WHAT TO DO →
Report every line in the listing that contains the string "type".

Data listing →
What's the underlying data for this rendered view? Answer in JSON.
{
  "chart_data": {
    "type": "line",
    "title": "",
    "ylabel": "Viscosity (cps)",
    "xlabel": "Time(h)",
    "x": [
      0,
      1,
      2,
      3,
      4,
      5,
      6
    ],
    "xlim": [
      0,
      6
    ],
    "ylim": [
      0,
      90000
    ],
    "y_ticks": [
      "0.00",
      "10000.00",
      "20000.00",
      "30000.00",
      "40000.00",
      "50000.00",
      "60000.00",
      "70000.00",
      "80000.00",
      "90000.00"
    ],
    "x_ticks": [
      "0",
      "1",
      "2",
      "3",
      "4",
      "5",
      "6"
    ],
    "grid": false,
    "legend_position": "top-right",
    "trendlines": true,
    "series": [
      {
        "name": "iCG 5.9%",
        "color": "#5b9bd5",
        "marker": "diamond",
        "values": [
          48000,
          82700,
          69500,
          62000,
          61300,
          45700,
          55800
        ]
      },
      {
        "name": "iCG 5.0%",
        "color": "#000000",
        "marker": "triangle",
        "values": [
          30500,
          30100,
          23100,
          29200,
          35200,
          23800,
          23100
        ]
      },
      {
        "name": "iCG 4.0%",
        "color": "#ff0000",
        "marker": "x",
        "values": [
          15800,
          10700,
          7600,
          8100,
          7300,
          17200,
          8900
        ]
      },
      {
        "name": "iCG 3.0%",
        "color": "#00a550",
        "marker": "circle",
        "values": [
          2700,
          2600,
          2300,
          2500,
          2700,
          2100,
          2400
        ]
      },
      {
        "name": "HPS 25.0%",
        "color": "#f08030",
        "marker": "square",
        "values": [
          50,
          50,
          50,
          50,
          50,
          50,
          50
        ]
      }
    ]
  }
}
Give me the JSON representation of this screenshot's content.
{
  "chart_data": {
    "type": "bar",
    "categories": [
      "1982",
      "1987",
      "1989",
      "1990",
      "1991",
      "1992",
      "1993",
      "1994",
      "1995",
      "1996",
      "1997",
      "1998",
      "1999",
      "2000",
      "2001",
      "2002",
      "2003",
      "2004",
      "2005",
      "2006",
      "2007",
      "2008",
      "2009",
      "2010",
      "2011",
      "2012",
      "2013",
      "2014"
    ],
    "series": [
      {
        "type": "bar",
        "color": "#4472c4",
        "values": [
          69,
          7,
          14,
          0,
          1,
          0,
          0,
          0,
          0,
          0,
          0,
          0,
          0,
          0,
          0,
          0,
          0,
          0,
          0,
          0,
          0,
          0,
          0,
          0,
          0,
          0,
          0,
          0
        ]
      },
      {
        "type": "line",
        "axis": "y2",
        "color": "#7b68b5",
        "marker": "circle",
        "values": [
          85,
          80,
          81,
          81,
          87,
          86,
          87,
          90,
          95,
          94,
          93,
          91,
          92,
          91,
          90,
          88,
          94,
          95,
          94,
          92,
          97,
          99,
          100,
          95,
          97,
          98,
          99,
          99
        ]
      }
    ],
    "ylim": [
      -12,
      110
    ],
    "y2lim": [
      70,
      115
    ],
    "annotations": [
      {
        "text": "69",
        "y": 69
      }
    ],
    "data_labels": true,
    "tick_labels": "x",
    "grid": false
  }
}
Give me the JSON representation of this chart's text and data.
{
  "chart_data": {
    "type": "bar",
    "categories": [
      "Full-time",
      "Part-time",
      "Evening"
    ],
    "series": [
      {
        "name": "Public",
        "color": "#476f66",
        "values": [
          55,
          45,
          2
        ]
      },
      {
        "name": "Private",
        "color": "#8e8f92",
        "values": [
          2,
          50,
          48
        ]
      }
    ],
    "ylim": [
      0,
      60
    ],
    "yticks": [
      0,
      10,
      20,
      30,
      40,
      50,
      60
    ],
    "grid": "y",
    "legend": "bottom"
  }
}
* * *
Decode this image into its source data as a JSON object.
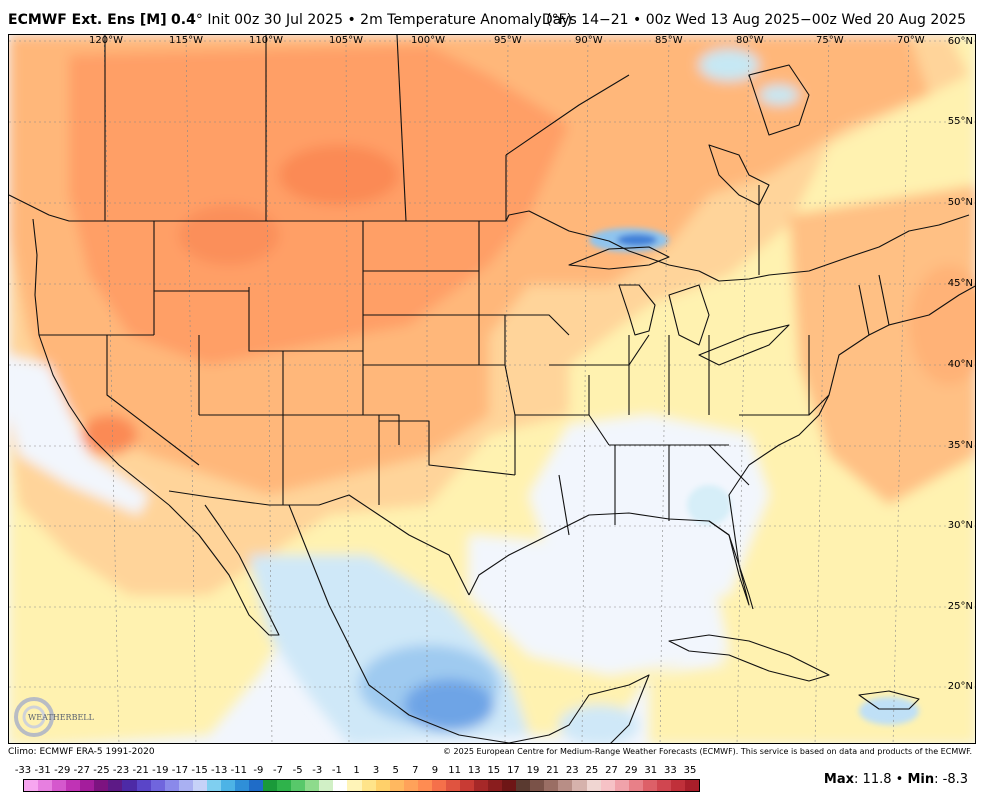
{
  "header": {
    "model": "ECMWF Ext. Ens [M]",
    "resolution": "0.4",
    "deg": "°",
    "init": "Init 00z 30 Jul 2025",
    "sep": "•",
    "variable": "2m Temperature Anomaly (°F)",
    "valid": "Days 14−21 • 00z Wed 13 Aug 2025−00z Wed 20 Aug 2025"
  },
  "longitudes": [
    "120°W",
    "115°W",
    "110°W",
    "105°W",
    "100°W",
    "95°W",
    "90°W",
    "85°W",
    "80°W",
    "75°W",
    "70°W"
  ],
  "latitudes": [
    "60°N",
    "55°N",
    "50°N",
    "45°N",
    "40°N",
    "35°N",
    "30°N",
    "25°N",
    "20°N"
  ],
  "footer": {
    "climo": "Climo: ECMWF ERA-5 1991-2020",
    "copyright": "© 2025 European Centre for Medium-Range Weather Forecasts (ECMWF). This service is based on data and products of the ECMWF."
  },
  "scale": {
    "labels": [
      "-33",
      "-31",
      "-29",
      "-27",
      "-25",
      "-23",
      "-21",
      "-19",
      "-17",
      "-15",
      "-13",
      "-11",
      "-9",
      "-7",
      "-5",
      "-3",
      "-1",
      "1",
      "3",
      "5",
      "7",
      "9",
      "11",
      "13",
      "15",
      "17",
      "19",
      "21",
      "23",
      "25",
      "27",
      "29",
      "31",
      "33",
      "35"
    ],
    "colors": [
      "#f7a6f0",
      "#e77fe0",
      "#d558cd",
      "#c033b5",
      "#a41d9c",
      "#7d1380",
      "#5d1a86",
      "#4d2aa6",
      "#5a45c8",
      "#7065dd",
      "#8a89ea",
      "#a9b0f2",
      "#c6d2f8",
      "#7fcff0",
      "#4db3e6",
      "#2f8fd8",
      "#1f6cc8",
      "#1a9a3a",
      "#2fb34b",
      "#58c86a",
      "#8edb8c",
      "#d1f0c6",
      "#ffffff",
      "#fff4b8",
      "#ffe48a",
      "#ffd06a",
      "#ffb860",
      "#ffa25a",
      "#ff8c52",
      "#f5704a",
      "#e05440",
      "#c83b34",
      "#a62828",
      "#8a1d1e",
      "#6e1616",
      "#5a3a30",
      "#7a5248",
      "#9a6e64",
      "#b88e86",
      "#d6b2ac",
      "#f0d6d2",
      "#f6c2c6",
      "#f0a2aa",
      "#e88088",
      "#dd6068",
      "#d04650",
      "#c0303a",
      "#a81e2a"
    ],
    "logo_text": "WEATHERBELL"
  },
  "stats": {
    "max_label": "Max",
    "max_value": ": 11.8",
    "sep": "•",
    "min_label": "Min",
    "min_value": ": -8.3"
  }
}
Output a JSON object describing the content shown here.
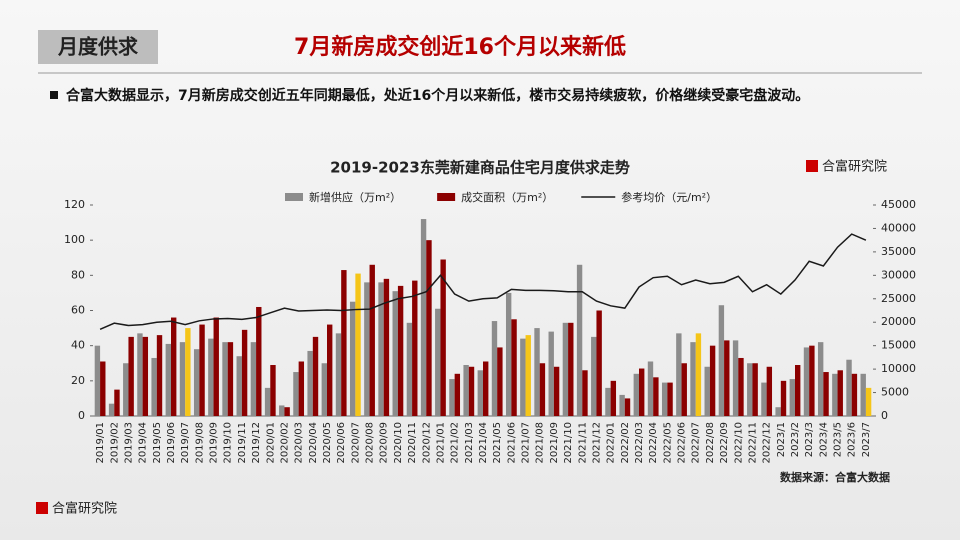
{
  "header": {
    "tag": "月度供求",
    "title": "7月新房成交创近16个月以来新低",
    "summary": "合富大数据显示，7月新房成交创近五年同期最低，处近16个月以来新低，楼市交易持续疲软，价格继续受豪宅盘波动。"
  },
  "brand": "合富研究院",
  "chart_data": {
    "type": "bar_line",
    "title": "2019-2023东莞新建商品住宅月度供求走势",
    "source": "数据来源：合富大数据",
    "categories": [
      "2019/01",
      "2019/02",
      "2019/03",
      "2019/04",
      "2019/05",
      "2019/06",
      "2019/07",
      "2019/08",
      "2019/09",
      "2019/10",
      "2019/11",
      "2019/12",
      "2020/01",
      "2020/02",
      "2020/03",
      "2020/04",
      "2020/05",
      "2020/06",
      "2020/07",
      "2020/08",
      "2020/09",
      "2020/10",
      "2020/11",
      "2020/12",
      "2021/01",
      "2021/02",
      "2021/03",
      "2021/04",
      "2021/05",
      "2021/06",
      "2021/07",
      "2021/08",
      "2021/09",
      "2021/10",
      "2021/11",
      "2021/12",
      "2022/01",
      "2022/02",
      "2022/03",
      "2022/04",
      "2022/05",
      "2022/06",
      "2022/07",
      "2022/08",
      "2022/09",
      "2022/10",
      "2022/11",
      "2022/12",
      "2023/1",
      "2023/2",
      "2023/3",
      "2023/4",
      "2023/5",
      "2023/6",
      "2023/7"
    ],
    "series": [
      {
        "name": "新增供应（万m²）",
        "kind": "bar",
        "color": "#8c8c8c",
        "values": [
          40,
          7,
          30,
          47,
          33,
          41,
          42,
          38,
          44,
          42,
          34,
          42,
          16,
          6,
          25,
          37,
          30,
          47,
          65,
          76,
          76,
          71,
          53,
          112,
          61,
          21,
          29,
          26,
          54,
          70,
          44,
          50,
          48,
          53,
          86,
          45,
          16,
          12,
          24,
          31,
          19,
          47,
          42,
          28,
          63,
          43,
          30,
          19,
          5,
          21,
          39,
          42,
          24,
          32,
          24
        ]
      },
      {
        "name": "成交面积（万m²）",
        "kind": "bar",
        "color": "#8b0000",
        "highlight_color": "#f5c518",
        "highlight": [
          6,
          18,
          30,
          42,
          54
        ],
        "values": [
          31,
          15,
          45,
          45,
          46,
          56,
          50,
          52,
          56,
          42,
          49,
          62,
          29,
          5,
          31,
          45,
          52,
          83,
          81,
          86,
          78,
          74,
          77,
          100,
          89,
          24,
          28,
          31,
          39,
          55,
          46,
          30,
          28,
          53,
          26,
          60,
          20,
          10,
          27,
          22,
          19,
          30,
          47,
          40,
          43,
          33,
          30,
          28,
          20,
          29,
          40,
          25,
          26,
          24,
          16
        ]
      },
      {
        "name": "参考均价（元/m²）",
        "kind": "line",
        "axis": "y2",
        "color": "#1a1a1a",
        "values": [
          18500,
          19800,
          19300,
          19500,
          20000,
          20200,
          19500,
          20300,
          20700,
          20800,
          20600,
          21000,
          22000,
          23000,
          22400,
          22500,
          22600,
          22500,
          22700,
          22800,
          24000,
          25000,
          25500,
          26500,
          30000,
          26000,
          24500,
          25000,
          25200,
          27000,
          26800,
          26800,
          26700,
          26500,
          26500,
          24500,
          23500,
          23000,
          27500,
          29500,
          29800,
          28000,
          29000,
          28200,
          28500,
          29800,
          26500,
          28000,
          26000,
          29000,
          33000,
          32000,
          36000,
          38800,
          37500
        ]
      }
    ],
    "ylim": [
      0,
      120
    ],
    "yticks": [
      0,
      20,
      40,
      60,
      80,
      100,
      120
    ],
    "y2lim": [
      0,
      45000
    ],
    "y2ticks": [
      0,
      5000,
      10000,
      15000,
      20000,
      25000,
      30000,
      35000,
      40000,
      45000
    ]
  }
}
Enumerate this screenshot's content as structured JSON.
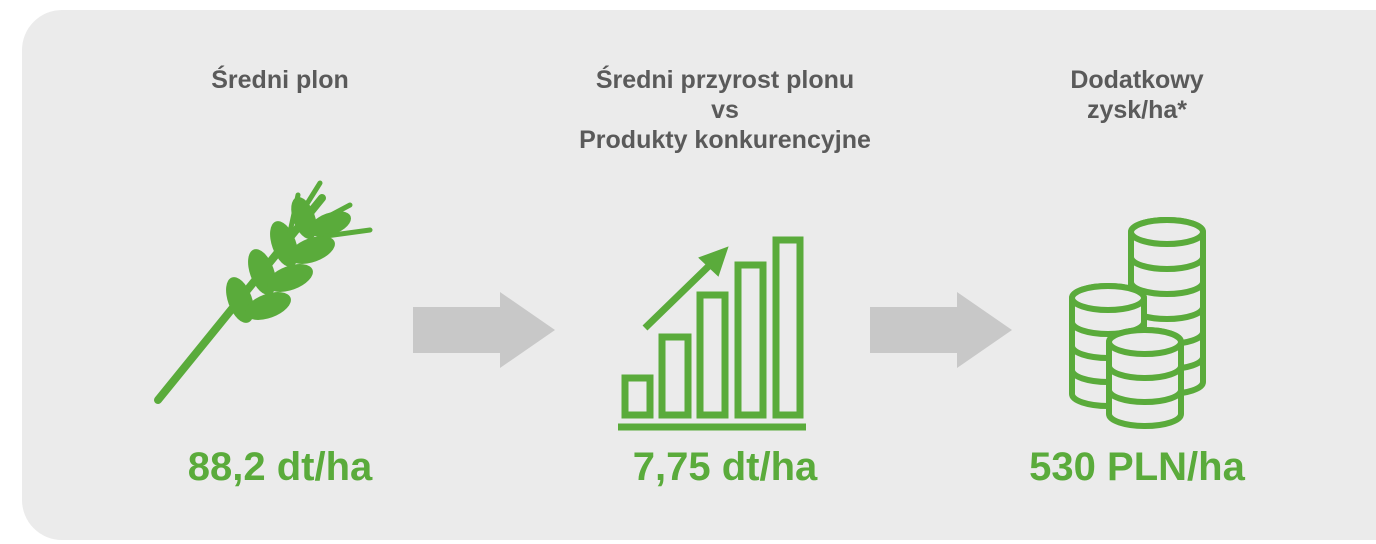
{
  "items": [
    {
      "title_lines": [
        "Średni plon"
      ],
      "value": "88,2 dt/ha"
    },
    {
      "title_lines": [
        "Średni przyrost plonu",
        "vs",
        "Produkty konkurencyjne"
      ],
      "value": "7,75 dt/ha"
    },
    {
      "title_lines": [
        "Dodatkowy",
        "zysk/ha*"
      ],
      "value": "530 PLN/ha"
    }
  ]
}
---
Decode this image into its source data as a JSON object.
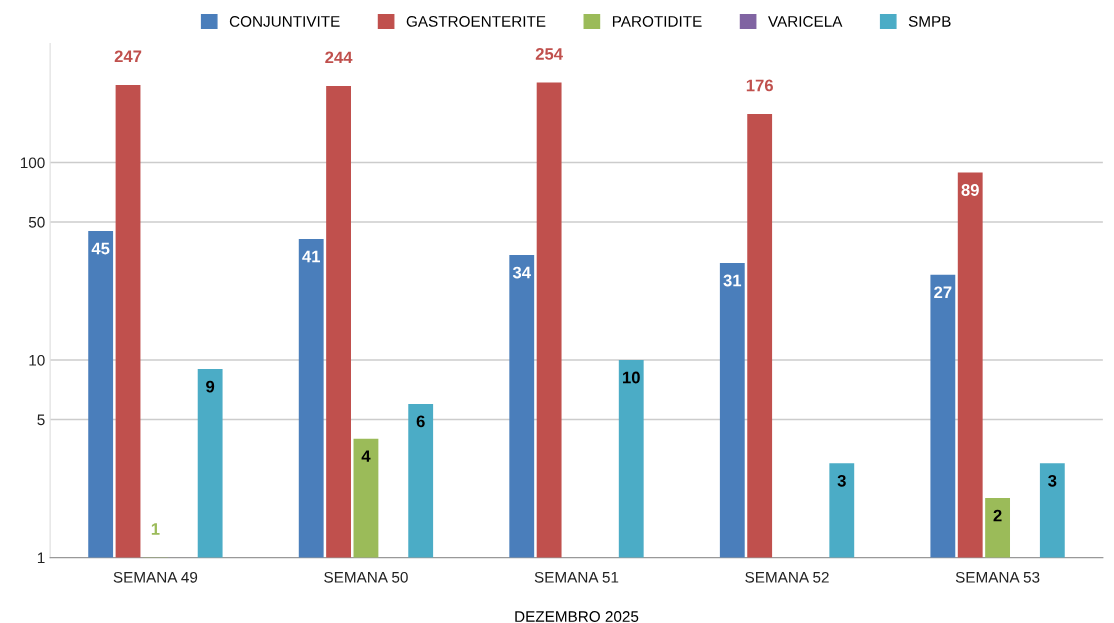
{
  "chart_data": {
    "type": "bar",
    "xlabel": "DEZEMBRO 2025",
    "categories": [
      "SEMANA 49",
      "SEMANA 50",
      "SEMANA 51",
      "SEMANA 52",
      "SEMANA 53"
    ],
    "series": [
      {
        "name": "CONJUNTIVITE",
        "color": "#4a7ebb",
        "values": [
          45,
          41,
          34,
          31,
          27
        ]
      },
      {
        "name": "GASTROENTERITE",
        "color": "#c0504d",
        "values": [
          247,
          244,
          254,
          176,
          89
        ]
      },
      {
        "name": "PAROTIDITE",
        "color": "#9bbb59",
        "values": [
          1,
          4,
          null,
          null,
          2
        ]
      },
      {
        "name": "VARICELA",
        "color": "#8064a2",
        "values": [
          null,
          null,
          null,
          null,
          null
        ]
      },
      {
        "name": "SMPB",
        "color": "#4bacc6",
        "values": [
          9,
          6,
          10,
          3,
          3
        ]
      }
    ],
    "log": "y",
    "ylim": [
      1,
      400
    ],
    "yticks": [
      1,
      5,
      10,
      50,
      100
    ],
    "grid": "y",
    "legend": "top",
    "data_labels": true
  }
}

FULL SOLUTION →
    "type": "line",
    "type": "bar",
        "type": "bar",
        "type": "line",
    "type": "bar",
    "type": "bar_line",
    "type": "bar",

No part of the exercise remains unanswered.